====== Material provided ======

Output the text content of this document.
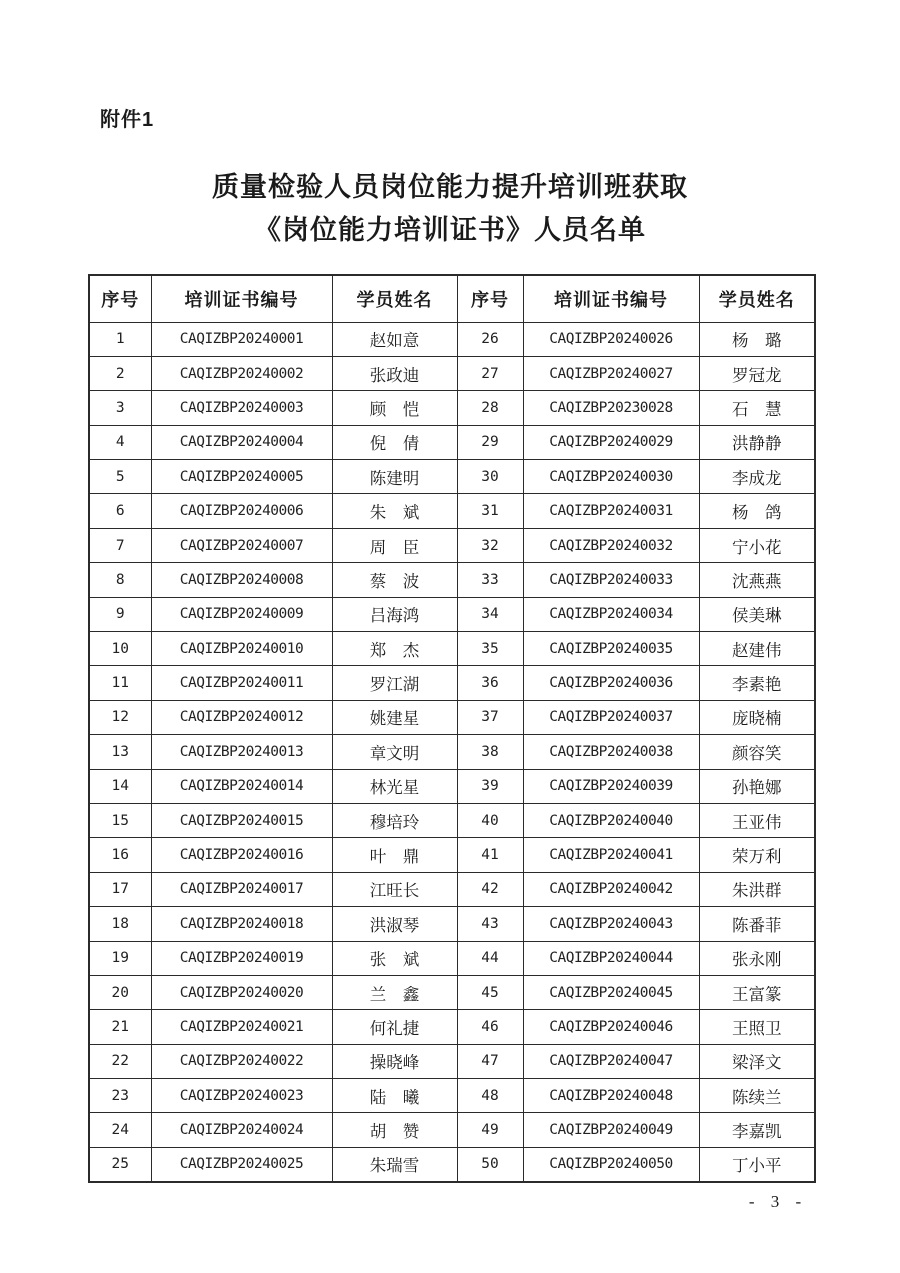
附件1
质量检验人员岗位能力提升培训班获取
《岗位能力培训证书》人员名单
序号	培训证书编号	学员姓名	序号	培训证书编号	学员姓名
1	CAQIZBP20240001	赵如意	26	CAQIZBP20240026	杨　璐
2	CAQIZBP20240002	张政迪	27	CAQIZBP20240027	罗冠龙
3	CAQIZBP20240003	顾　恺	28	CAQIZBP20230028	石　慧
4	CAQIZBP20240004	倪　倩	29	CAQIZBP20240029	洪静静
5	CAQIZBP20240005	陈建明	30	CAQIZBP20240030	李成龙
6	CAQIZBP20240006	朱　斌	31	CAQIZBP20240031	杨　鸽
7	CAQIZBP20240007	周　臣	32	CAQIZBP20240032	宁小花
8	CAQIZBP20240008	蔡　波	33	CAQIZBP20240033	沈燕燕
9	CAQIZBP20240009	吕海鸿	34	CAQIZBP20240034	侯美琳
10	CAQIZBP20240010	郑　杰	35	CAQIZBP20240035	赵建伟
11	CAQIZBP20240011	罗江湖	36	CAQIZBP20240036	李素艳
12	CAQIZBP20240012	姚建星	37	CAQIZBP20240037	庞晓楠
13	CAQIZBP20240013	章文明	38	CAQIZBP20240038	颜容笑
14	CAQIZBP20240014	林光星	39	CAQIZBP20240039	孙艳娜
15	CAQIZBP20240015	穆培玲	40	CAQIZBP20240040	王亚伟
16	CAQIZBP20240016	叶　鼎	41	CAQIZBP20240041	荣万利
17	CAQIZBP20240017	江旺长	42	CAQIZBP20240042	朱洪群
18	CAQIZBP20240018	洪淑琴	43	CAQIZBP20240043	陈番菲
19	CAQIZBP20240019	张　斌	44	CAQIZBP20240044	张永刚
20	CAQIZBP20240020	兰　鑫	45	CAQIZBP20240045	王富篆
21	CAQIZBP20240021	何礼捷	46	CAQIZBP20240046	王照卫
22	CAQIZBP20240022	操晓峰	47	CAQIZBP20240047	梁泽文
23	CAQIZBP20240023	陆　曦	48	CAQIZBP20240048	陈续兰
24	CAQIZBP20240024	胡　赞	49	CAQIZBP20240049	李嘉凯
25	CAQIZBP20240025	朱瑞雪	50	CAQIZBP20240050	丁小平
- 3 -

======

Repeat the listing verbatim. Skip the pictures.

Output the text content of this document.
附件1
质量检验人员岗位能力提升培训班获取
《岗位能力培训证书》人员名单
序号	培训证书编号	学员姓名	序号	培训证书编号	学员姓名
1	CAQIZBP20240001	赵如意	26	CAQIZBP20240026	杨　璐
2	CAQIZBP20240002	张政迪	27	CAQIZBP20240027	罗冠龙
3	CAQIZBP20240003	顾　恺	28	CAQIZBP20230028	石　慧
4	CAQIZBP20240004	倪　倩	29	CAQIZBP20240029	洪静静
5	CAQIZBP20240005	陈建明	30	CAQIZBP20240030	李成龙
6	CAQIZBP20240006	朱　斌	31	CAQIZBP20240031	杨　鸽
7	CAQIZBP20240007	周　臣	32	CAQIZBP20240032	宁小花
8	CAQIZBP20240008	蔡　波	33	CAQIZBP20240033	沈燕燕
9	CAQIZBP20240009	吕海鸿	34	CAQIZBP20240034	侯美琳
10	CAQIZBP20240010	郑　杰	35	CAQIZBP20240035	赵建伟
11	CAQIZBP20240011	罗江湖	36	CAQIZBP20240036	李素艳
12	CAQIZBP20240012	姚建星	37	CAQIZBP20240037	庞晓楠
13	CAQIZBP20240013	章文明	38	CAQIZBP20240038	颜容笑
14	CAQIZBP20240014	林光星	39	CAQIZBP20240039	孙艳娜
15	CAQIZBP20240015	穆培玲	40	CAQIZBP20240040	王亚伟
16	CAQIZBP20240016	叶　鼎	41	CAQIZBP20240041	荣万利
17	CAQIZBP20240017	江旺长	42	CAQIZBP20240042	朱洪群
18	CAQIZBP20240018	洪淑琴	43	CAQIZBP20240043	陈番菲
19	CAQIZBP20240019	张　斌	44	CAQIZBP20240044	张永刚
20	CAQIZBP20240020	兰　鑫	45	CAQIZBP20240045	王富篆
21	CAQIZBP20240021	何礼捷	46	CAQIZBP20240046	王照卫
22	CAQIZBP20240022	操晓峰	47	CAQIZBP20240047	梁泽文
23	CAQIZBP20240023	陆　曦	48	CAQIZBP20240048	陈续兰
24	CAQIZBP20240024	胡　赞	49	CAQIZBP20240049	李嘉凯
25	CAQIZBP20240025	朱瑞雪	50	CAQIZBP20240050	丁小平
- 3 -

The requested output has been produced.